● **THE TASK**: Retype the following lines character for character, leaving every one unchanged.

(Labeled region entries)

++++++

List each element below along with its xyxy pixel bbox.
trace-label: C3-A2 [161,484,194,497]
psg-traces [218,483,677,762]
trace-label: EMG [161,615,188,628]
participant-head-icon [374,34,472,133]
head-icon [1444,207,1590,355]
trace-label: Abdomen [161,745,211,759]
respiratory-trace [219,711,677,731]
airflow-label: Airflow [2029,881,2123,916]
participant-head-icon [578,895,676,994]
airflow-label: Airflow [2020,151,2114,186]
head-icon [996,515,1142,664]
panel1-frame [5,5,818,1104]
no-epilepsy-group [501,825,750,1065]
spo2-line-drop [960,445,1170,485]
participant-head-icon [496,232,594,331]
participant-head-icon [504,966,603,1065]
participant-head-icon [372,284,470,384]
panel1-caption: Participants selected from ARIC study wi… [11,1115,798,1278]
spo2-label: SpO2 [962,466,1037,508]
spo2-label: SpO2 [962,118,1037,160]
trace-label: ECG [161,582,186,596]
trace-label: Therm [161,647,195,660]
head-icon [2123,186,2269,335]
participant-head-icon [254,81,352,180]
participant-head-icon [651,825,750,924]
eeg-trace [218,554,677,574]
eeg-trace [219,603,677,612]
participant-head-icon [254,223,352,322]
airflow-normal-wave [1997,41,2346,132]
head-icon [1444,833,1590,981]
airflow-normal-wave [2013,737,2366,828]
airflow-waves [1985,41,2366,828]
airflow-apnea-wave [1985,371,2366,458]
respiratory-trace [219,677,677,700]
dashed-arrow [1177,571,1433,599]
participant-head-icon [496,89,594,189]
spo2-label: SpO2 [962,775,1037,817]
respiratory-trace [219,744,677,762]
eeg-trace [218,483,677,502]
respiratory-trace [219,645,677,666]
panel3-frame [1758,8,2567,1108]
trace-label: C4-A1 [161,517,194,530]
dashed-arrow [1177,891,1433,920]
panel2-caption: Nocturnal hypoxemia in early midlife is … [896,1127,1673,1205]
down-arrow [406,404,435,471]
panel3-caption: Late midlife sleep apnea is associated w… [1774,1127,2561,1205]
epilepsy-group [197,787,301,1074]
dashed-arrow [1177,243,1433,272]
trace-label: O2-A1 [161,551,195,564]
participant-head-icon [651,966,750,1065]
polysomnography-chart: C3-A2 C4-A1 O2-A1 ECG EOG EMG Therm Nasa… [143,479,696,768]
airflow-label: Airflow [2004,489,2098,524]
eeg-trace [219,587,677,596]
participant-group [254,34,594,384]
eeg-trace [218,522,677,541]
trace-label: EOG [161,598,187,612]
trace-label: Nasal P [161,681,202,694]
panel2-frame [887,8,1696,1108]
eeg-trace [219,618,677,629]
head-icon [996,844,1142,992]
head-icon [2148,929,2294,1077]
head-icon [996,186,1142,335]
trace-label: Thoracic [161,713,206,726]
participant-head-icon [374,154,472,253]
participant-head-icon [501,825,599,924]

++++++

● **COMPLETE OUTPUT**:
List each element below along with its xyxy pixel bbox.
trace-label: C3-A2 [161,484,194,497]
psg-traces [218,483,677,762]
trace-label: EMG [161,615,188,628]
participant-head-icon [374,34,472,133]
head-icon [1444,207,1590,355]
trace-label: Abdomen [161,745,211,759]
respiratory-trace [219,711,677,731]
airflow-label: Airflow [2029,881,2123,916]
participant-head-icon [578,895,676,994]
airflow-label: Airflow [2020,151,2114,186]
head-icon [996,515,1142,664]
panel1-frame [5,5,818,1104]
no-epilepsy-group [501,825,750,1065]
spo2-line-drop [960,445,1170,485]
participant-head-icon [496,232,594,331]
participant-head-icon [504,966,603,1065]
participant-head-icon [372,284,470,384]
panel1-caption: Participants selected from ARIC study wi… [11,1115,798,1278]
spo2-label: SpO2 [962,466,1037,508]
spo2-label: SpO2 [962,118,1037,160]
trace-label: ECG [161,582,186,596]
trace-label: Therm [161,647,195,660]
head-icon [2123,186,2269,335]
participant-head-icon [254,81,352,180]
participant-head-icon [651,825,750,924]
eeg-trace [218,554,677,574]
eeg-trace [219,603,677,612]
participant-head-icon [254,223,352,322]
airflow-normal-wave [1997,41,2346,132]
head-icon [1444,833,1590,981]
airflow-normal-wave [2013,737,2366,828]
airflow-waves [1985,41,2366,828]
airflow-apnea-wave [1985,371,2366,458]
respiratory-trace [219,677,677,700]
dashed-arrow [1177,571,1433,599]
participant-head-icon [496,89,594,189]
spo2-label: SpO2 [962,775,1037,817]
respiratory-trace [219,744,677,762]
eeg-trace [218,483,677,502]
respiratory-trace [219,645,677,666]
panel3-frame [1758,8,2567,1108]
trace-label: C4-A1 [161,517,194,530]
dashed-arrow [1177,891,1433,920]
panel2-caption: Nocturnal hypoxemia in early midlife is … [896,1127,1673,1205]
down-arrow [406,404,435,471]
panel3-caption: Late midlife sleep apnea is associated w… [1774,1127,2561,1205]
epilepsy-group [197,787,301,1074]
dashed-arrow [1177,243,1433,272]
trace-label: O2-A1 [161,551,195,564]
participant-head-icon [651,966,750,1065]
polysomnography-chart: C3-A2 C4-A1 O2-A1 ECG EOG EMG Therm Nasa… [143,479,696,768]
airflow-label: Airflow [2004,489,2098,524]
eeg-trace [219,587,677,596]
participant-group [254,34,594,384]
eeg-trace [218,522,677,541]
trace-label: EOG [161,598,187,612]
trace-label: Nasal P [161,681,202,694]
panel2-frame [887,8,1696,1108]
eeg-trace [219,618,677,629]
head-icon [996,844,1142,992]
head-icon [2148,929,2294,1077]
head-icon [996,186,1142,335]
trace-label: Thoracic [161,713,206,726]
participant-head-icon [374,154,472,253]
participant-head-icon [501,825,599,924]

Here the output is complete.